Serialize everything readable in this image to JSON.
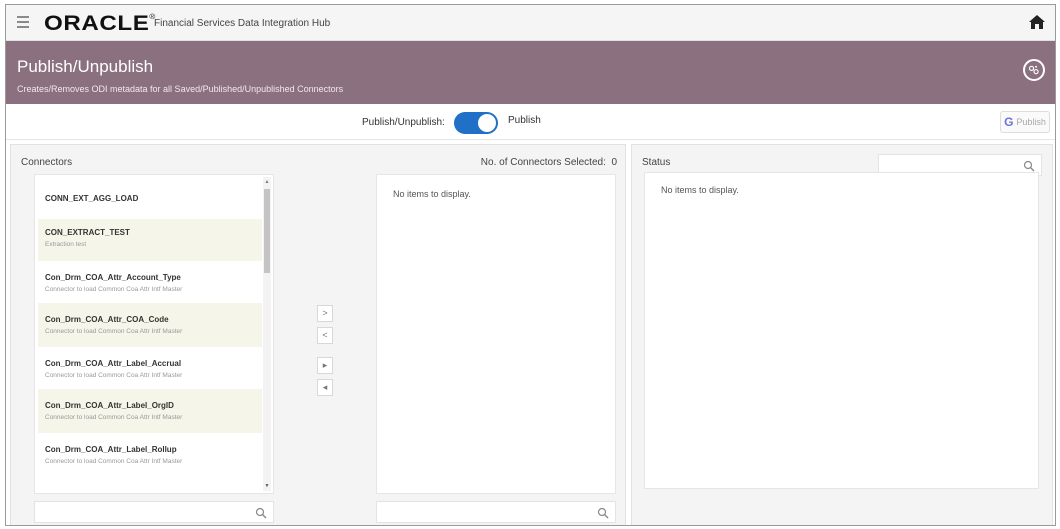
{
  "header": {
    "logo": "ORACLE",
    "app_title": "Financial Services Data Integration Hub",
    "menu_icon": "hamburger-menu-icon",
    "home_icon": "home-icon"
  },
  "banner": {
    "title": "Publish/Unpublish",
    "subtitle": "Creates/Removes ODI metadata for all Saved/Published/Unpublished Connectors",
    "icon": "settings-circle-icon"
  },
  "toolbar": {
    "toggle_label": "Publish/Unpublish:",
    "toggle_state": "Publish",
    "toggle_on": true,
    "publish_button": "Publish"
  },
  "connectors": {
    "header": "Connectors",
    "count_label": "No. of Connectors Selected:",
    "count": "0",
    "items": [
      {
        "name": "CONN_EXT_AGG_LOAD",
        "desc": ""
      },
      {
        "name": "CON_EXTRACT_TEST",
        "desc": "Extraction test"
      },
      {
        "name": "Con_Drm_COA_Attr_Account_Type",
        "desc": "Connector to load Common Coa Attr Intf Master"
      },
      {
        "name": "Con_Drm_COA_Attr_COA_Code",
        "desc": "Connector to load Common Coa Attr Intf Master"
      },
      {
        "name": "Con_Drm_COA_Attr_Label_Accrual",
        "desc": "Connector to load Common Coa Attr Intf Master"
      },
      {
        "name": "Con_Drm_COA_Attr_Label_OrgID",
        "desc": "Connector to load Common Coa Attr Intf Master"
      },
      {
        "name": "Con_Drm_COA_Attr_Label_Rollup",
        "desc": "Connector to load Common Coa Attr Intf Master"
      }
    ],
    "shuttle": [
      ">",
      "<",
      "▸",
      "◂"
    ],
    "selected_empty": "No items to display."
  },
  "status": {
    "header": "Status",
    "empty": "No items to display."
  },
  "colors": {
    "banner": "#8b7080",
    "toggle": "#1f70c6",
    "alt_row": "#f6f5ea"
  }
}
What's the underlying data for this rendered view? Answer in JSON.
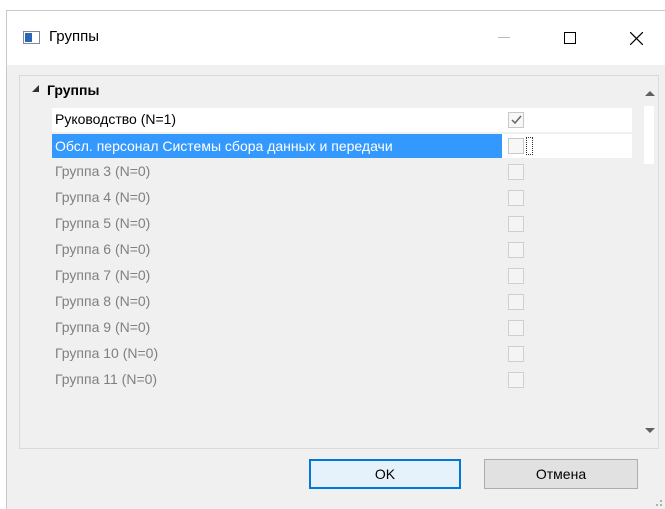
{
  "window": {
    "title": "Группы",
    "icons": {
      "app": "window-app-icon",
      "minimize": "minimize-icon",
      "maximize": "maximize-icon",
      "close": "close-icon"
    }
  },
  "tree": {
    "header": "Группы",
    "rows": [
      {
        "label": "Руководство (N=1)",
        "checked": true,
        "state": "active"
      },
      {
        "label": "Обсл. персонал Системы сбора данных и передачи",
        "checked": false,
        "state": "selected"
      },
      {
        "label": "Группа 3 (N=0)",
        "checked": false,
        "state": "disabled"
      },
      {
        "label": "Группа 4 (N=0)",
        "checked": false,
        "state": "disabled"
      },
      {
        "label": "Группа 5 (N=0)",
        "checked": false,
        "state": "disabled"
      },
      {
        "label": "Группа 6 (N=0)",
        "checked": false,
        "state": "disabled"
      },
      {
        "label": "Группа 7 (N=0)",
        "checked": false,
        "state": "disabled"
      },
      {
        "label": "Группа 8 (N=0)",
        "checked": false,
        "state": "disabled"
      },
      {
        "label": "Группа 9 (N=0)",
        "checked": false,
        "state": "disabled"
      },
      {
        "label": "Группа 10 (N=0)",
        "checked": false,
        "state": "disabled"
      },
      {
        "label": "Группа 11 (N=0)",
        "checked": false,
        "state": "disabled"
      }
    ]
  },
  "buttons": {
    "ok": "OK",
    "cancel": "Отмена"
  },
  "colors": {
    "selection": "#3399ff",
    "accent": "#0078d7",
    "disabled_text": "#808080"
  }
}
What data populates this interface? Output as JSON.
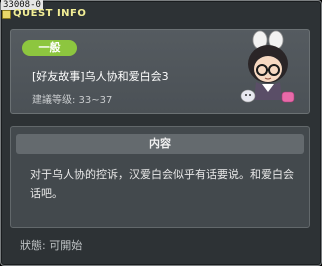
{
  "window": {
    "id_tag": "33008-0",
    "title": "QUEST INFO"
  },
  "quest": {
    "category": "一般",
    "name": "[好友故事]乌人协和爱白会3",
    "level_requirement": "建議等级: 33~37"
  },
  "content": {
    "header": "内容",
    "description": "对于乌人协的控诉，汉爱白会似乎有话要说。和爱白会话吧。"
  },
  "status": {
    "label": "狀態:",
    "value": "可開始"
  },
  "colors": {
    "window_bg": "#2d3235",
    "title_yellow": "#f3ef96",
    "category_green": "#8dc63f",
    "panel_bg": "#43494d"
  }
}
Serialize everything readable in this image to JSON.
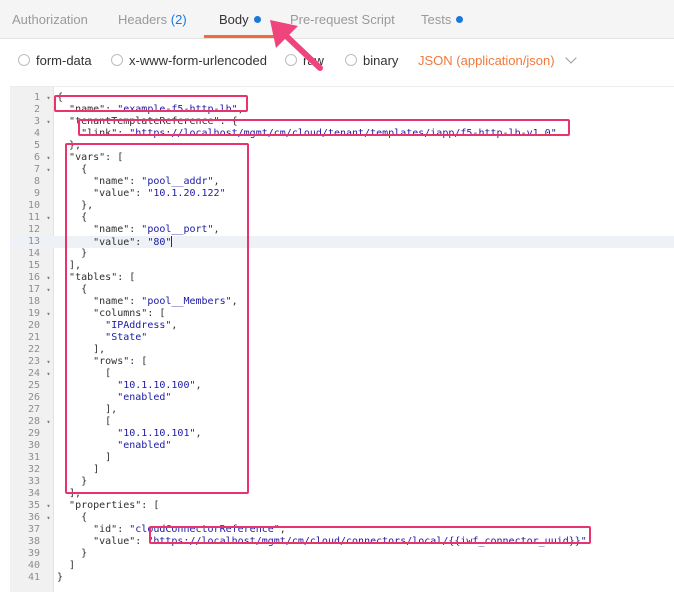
{
  "tabs": [
    {
      "label": "Authorization"
    },
    {
      "label": "Headers",
      "count": "(2)"
    },
    {
      "label": "Body",
      "dot": true
    },
    {
      "label": "Pre-request Script"
    },
    {
      "label": "Tests",
      "dot": true
    }
  ],
  "modes": {
    "form_data": "form-data",
    "urlencoded": "x-www-form-urlencoded",
    "raw": "raw",
    "binary": "binary",
    "json_type": "JSON (application/json)"
  },
  "icons": {
    "radio": "radio-icon",
    "chevron": "chevron-down-icon",
    "arrow": "pointer-arrow-icon"
  },
  "colors": {
    "accent": "#f26b3a",
    "link": "#1a78d6",
    "highlight": "#e8336d"
  },
  "editor": {
    "active_line": 13,
    "lines": [
      {
        "n": "1",
        "fold": "▾",
        "text": "{"
      },
      {
        "n": "2",
        "text": "  \"name\": \"example-f5-http-lb\","
      },
      {
        "n": "3",
        "fold": "▾",
        "text": "  \"tenantTemplateReference\": {"
      },
      {
        "n": "4",
        "text": "    \"link\": \"https://localhost/mgmt/cm/cloud/tenant/templates/iapp/f5-http-lb-v1.0\""
      },
      {
        "n": "5",
        "text": "  },"
      },
      {
        "n": "6",
        "fold": "▾",
        "text": "  \"vars\": ["
      },
      {
        "n": "7",
        "fold": "▾",
        "text": "    {"
      },
      {
        "n": "8",
        "text": "      \"name\": \"pool__addr\","
      },
      {
        "n": "9",
        "text": "      \"value\": \"10.1.20.122\""
      },
      {
        "n": "10",
        "text": "    },"
      },
      {
        "n": "11",
        "fold": "▾",
        "text": "    {"
      },
      {
        "n": "12",
        "text": "      \"name\": \"pool__port\","
      },
      {
        "n": "13",
        "text": "      \"value\": \"80\""
      },
      {
        "n": "14",
        "text": "    }"
      },
      {
        "n": "15",
        "text": "  ],"
      },
      {
        "n": "16",
        "fold": "▾",
        "text": "  \"tables\": ["
      },
      {
        "n": "17",
        "fold": "▾",
        "text": "    {"
      },
      {
        "n": "18",
        "text": "      \"name\": \"pool__Members\","
      },
      {
        "n": "19",
        "fold": "▾",
        "text": "      \"columns\": ["
      },
      {
        "n": "20",
        "text": "        \"IPAddress\","
      },
      {
        "n": "21",
        "text": "        \"State\""
      },
      {
        "n": "22",
        "text": "      ],"
      },
      {
        "n": "23",
        "fold": "▾",
        "text": "      \"rows\": ["
      },
      {
        "n": "24",
        "fold": "▾",
        "text": "        ["
      },
      {
        "n": "25",
        "text": "          \"10.1.10.100\","
      },
      {
        "n": "26",
        "text": "          \"enabled\""
      },
      {
        "n": "27",
        "text": "        ],"
      },
      {
        "n": "28",
        "fold": "▾",
        "text": "        ["
      },
      {
        "n": "29",
        "text": "          \"10.1.10.101\","
      },
      {
        "n": "30",
        "text": "          \"enabled\""
      },
      {
        "n": "31",
        "text": "        ]"
      },
      {
        "n": "32",
        "text": "      ]"
      },
      {
        "n": "33",
        "text": "    }"
      },
      {
        "n": "34",
        "text": "  ],"
      },
      {
        "n": "35",
        "fold": "▾",
        "text": "  \"properties\": ["
      },
      {
        "n": "36",
        "fold": "▾",
        "text": "    {"
      },
      {
        "n": "37",
        "text": "      \"id\": \"cloudConnectorReference\","
      },
      {
        "n": "38",
        "text": "      \"value\": \"https://localhost/mgmt/cm/cloud/connectors/local/{{iwf_connector_uuid}}\""
      },
      {
        "n": "39",
        "text": "    }"
      },
      {
        "n": "40",
        "text": "  ]"
      },
      {
        "n": "41",
        "text": "}"
      }
    ]
  }
}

Task requirements ->
Find the lines above holding the word "What" and show them.

Solution for this exercise ->
What's the underlying data for this rendered view? Answer in JSON.
What data populates this interface? Output as JSON.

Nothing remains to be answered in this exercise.